▶ _What to produce_:
Can you output the material exactly as written, minus any pictures it holds?

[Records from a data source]

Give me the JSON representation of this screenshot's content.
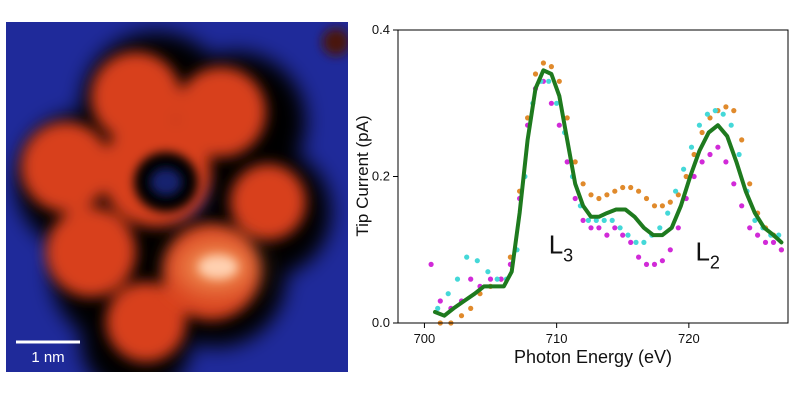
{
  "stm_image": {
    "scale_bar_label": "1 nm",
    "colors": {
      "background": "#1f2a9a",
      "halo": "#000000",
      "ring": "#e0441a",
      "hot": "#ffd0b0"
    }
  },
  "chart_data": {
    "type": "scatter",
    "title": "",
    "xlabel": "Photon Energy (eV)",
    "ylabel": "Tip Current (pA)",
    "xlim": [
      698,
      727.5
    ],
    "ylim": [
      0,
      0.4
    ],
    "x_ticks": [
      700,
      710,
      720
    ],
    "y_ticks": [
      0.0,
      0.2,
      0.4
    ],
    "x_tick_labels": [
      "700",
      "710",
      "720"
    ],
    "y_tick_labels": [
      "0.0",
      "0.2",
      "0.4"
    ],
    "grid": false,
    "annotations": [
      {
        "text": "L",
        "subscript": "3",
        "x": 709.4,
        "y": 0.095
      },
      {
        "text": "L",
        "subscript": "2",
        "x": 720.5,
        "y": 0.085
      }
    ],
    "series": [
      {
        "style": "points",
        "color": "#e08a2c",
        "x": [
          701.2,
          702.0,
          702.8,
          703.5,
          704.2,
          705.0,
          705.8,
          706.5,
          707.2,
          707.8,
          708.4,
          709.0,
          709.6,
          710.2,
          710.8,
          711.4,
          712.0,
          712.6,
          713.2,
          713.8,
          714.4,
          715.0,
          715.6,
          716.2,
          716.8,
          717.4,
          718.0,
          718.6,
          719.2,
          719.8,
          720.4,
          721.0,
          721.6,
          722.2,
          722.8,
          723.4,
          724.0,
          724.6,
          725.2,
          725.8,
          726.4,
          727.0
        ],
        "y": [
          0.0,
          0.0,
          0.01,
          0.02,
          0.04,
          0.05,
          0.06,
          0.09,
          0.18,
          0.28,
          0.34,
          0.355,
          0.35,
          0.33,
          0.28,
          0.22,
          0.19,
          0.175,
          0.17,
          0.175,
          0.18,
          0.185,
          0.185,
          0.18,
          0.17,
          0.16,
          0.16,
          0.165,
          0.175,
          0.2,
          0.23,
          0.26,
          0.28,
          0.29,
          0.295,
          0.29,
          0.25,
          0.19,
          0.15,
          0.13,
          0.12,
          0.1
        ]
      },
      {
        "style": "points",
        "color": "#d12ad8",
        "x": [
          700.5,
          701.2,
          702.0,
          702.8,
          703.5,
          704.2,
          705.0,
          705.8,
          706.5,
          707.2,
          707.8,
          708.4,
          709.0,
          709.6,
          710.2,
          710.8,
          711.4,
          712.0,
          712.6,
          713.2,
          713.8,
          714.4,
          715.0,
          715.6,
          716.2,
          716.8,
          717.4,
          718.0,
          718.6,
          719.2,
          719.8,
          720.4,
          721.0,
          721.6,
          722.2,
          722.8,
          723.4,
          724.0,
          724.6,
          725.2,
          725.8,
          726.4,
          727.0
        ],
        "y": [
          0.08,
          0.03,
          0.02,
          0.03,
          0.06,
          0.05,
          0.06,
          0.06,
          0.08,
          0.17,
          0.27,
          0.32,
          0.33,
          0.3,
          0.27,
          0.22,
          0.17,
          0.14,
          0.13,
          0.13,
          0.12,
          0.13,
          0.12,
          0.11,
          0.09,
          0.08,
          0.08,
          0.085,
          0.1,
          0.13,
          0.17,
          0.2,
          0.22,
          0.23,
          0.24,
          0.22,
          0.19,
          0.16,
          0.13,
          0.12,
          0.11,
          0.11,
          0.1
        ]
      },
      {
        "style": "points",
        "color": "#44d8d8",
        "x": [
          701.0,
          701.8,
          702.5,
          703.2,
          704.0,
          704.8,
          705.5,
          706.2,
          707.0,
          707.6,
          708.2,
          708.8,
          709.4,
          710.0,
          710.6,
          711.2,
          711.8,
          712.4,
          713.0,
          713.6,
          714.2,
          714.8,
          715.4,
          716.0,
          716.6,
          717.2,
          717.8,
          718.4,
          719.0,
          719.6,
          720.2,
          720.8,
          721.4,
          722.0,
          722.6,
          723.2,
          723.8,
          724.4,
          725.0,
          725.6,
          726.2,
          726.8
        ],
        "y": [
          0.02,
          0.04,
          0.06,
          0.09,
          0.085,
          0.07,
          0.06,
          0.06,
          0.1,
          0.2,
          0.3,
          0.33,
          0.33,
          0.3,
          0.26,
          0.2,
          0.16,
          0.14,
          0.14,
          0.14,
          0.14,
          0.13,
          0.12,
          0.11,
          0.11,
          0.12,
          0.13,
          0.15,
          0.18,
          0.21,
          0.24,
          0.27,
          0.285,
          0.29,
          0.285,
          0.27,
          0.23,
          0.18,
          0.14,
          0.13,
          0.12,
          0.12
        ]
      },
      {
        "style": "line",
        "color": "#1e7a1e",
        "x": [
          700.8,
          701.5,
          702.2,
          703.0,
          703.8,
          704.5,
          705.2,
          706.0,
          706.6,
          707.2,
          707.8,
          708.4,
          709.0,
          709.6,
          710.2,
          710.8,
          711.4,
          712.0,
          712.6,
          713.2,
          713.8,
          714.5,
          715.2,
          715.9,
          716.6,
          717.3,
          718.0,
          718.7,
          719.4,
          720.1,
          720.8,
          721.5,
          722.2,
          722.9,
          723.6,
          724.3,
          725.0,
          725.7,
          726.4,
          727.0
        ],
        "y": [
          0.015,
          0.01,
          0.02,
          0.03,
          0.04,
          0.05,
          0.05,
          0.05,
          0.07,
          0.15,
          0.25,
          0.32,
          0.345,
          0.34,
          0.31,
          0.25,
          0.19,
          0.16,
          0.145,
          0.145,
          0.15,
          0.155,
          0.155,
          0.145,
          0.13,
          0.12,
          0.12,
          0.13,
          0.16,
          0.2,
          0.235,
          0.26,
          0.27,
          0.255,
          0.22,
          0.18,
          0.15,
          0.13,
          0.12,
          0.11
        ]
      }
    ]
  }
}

▶ _Exercise response_:
Give me the JSON representation of this screenshot's content.
{
  "stm_image": {
    "scale_bar_label": "1 nm",
    "colors": {
      "background": "#1f2a9a",
      "halo": "#000000",
      "ring": "#e0441a",
      "hot": "#ffd0b0"
    }
  },
  "chart_data": {
    "type": "scatter",
    "title": "",
    "xlabel": "Photon Energy (eV)",
    "ylabel": "Tip Current (pA)",
    "xlim": [
      698,
      727.5
    ],
    "ylim": [
      0,
      0.4
    ],
    "x_ticks": [
      700,
      710,
      720
    ],
    "y_ticks": [
      0.0,
      0.2,
      0.4
    ],
    "x_tick_labels": [
      "700",
      "710",
      "720"
    ],
    "y_tick_labels": [
      "0.0",
      "0.2",
      "0.4"
    ],
    "grid": false,
    "annotations": [
      {
        "text": "L",
        "subscript": "3",
        "x": 709.4,
        "y": 0.095
      },
      {
        "text": "L",
        "subscript": "2",
        "x": 720.5,
        "y": 0.085
      }
    ],
    "series": [
      {
        "style": "points",
        "color": "#e08a2c",
        "x": [
          701.2,
          702.0,
          702.8,
          703.5,
          704.2,
          705.0,
          705.8,
          706.5,
          707.2,
          707.8,
          708.4,
          709.0,
          709.6,
          710.2,
          710.8,
          711.4,
          712.0,
          712.6,
          713.2,
          713.8,
          714.4,
          715.0,
          715.6,
          716.2,
          716.8,
          717.4,
          718.0,
          718.6,
          719.2,
          719.8,
          720.4,
          721.0,
          721.6,
          722.2,
          722.8,
          723.4,
          724.0,
          724.6,
          725.2,
          725.8,
          726.4,
          727.0
        ],
        "y": [
          0.0,
          0.0,
          0.01,
          0.02,
          0.04,
          0.05,
          0.06,
          0.09,
          0.18,
          0.28,
          0.34,
          0.355,
          0.35,
          0.33,
          0.28,
          0.22,
          0.19,
          0.175,
          0.17,
          0.175,
          0.18,
          0.185,
          0.185,
          0.18,
          0.17,
          0.16,
          0.16,
          0.165,
          0.175,
          0.2,
          0.23,
          0.26,
          0.28,
          0.29,
          0.295,
          0.29,
          0.25,
          0.19,
          0.15,
          0.13,
          0.12,
          0.1
        ]
      },
      {
        "style": "points",
        "color": "#d12ad8",
        "x": [
          700.5,
          701.2,
          702.0,
          702.8,
          703.5,
          704.2,
          705.0,
          705.8,
          706.5,
          707.2,
          707.8,
          708.4,
          709.0,
          709.6,
          710.2,
          710.8,
          711.4,
          712.0,
          712.6,
          713.2,
          713.8,
          714.4,
          715.0,
          715.6,
          716.2,
          716.8,
          717.4,
          718.0,
          718.6,
          719.2,
          719.8,
          720.4,
          721.0,
          721.6,
          722.2,
          722.8,
          723.4,
          724.0,
          724.6,
          725.2,
          725.8,
          726.4,
          727.0
        ],
        "y": [
          0.08,
          0.03,
          0.02,
          0.03,
          0.06,
          0.05,
          0.06,
          0.06,
          0.08,
          0.17,
          0.27,
          0.32,
          0.33,
          0.3,
          0.27,
          0.22,
          0.17,
          0.14,
          0.13,
          0.13,
          0.12,
          0.13,
          0.12,
          0.11,
          0.09,
          0.08,
          0.08,
          0.085,
          0.1,
          0.13,
          0.17,
          0.2,
          0.22,
          0.23,
          0.24,
          0.22,
          0.19,
          0.16,
          0.13,
          0.12,
          0.11,
          0.11,
          0.1
        ]
      },
      {
        "style": "points",
        "color": "#44d8d8",
        "x": [
          701.0,
          701.8,
          702.5,
          703.2,
          704.0,
          704.8,
          705.5,
          706.2,
          707.0,
          707.6,
          708.2,
          708.8,
          709.4,
          710.0,
          710.6,
          711.2,
          711.8,
          712.4,
          713.0,
          713.6,
          714.2,
          714.8,
          715.4,
          716.0,
          716.6,
          717.2,
          717.8,
          718.4,
          719.0,
          719.6,
          720.2,
          720.8,
          721.4,
          722.0,
          722.6,
          723.2,
          723.8,
          724.4,
          725.0,
          725.6,
          726.2,
          726.8
        ],
        "y": [
          0.02,
          0.04,
          0.06,
          0.09,
          0.085,
          0.07,
          0.06,
          0.06,
          0.1,
          0.2,
          0.3,
          0.33,
          0.33,
          0.3,
          0.26,
          0.2,
          0.16,
          0.14,
          0.14,
          0.14,
          0.14,
          0.13,
          0.12,
          0.11,
          0.11,
          0.12,
          0.13,
          0.15,
          0.18,
          0.21,
          0.24,
          0.27,
          0.285,
          0.29,
          0.285,
          0.27,
          0.23,
          0.18,
          0.14,
          0.13,
          0.12,
          0.12
        ]
      },
      {
        "style": "line",
        "color": "#1e7a1e",
        "x": [
          700.8,
          701.5,
          702.2,
          703.0,
          703.8,
          704.5,
          705.2,
          706.0,
          706.6,
          707.2,
          707.8,
          708.4,
          709.0,
          709.6,
          710.2,
          710.8,
          711.4,
          712.0,
          712.6,
          713.2,
          713.8,
          714.5,
          715.2,
          715.9,
          716.6,
          717.3,
          718.0,
          718.7,
          719.4,
          720.1,
          720.8,
          721.5,
          722.2,
          722.9,
          723.6,
          724.3,
          725.0,
          725.7,
          726.4,
          727.0
        ],
        "y": [
          0.015,
          0.01,
          0.02,
          0.03,
          0.04,
          0.05,
          0.05,
          0.05,
          0.07,
          0.15,
          0.25,
          0.32,
          0.345,
          0.34,
          0.31,
          0.25,
          0.19,
          0.16,
          0.145,
          0.145,
          0.15,
          0.155,
          0.155,
          0.145,
          0.13,
          0.12,
          0.12,
          0.13,
          0.16,
          0.2,
          0.235,
          0.26,
          0.27,
          0.255,
          0.22,
          0.18,
          0.15,
          0.13,
          0.12,
          0.11
        ]
      }
    ]
  }
}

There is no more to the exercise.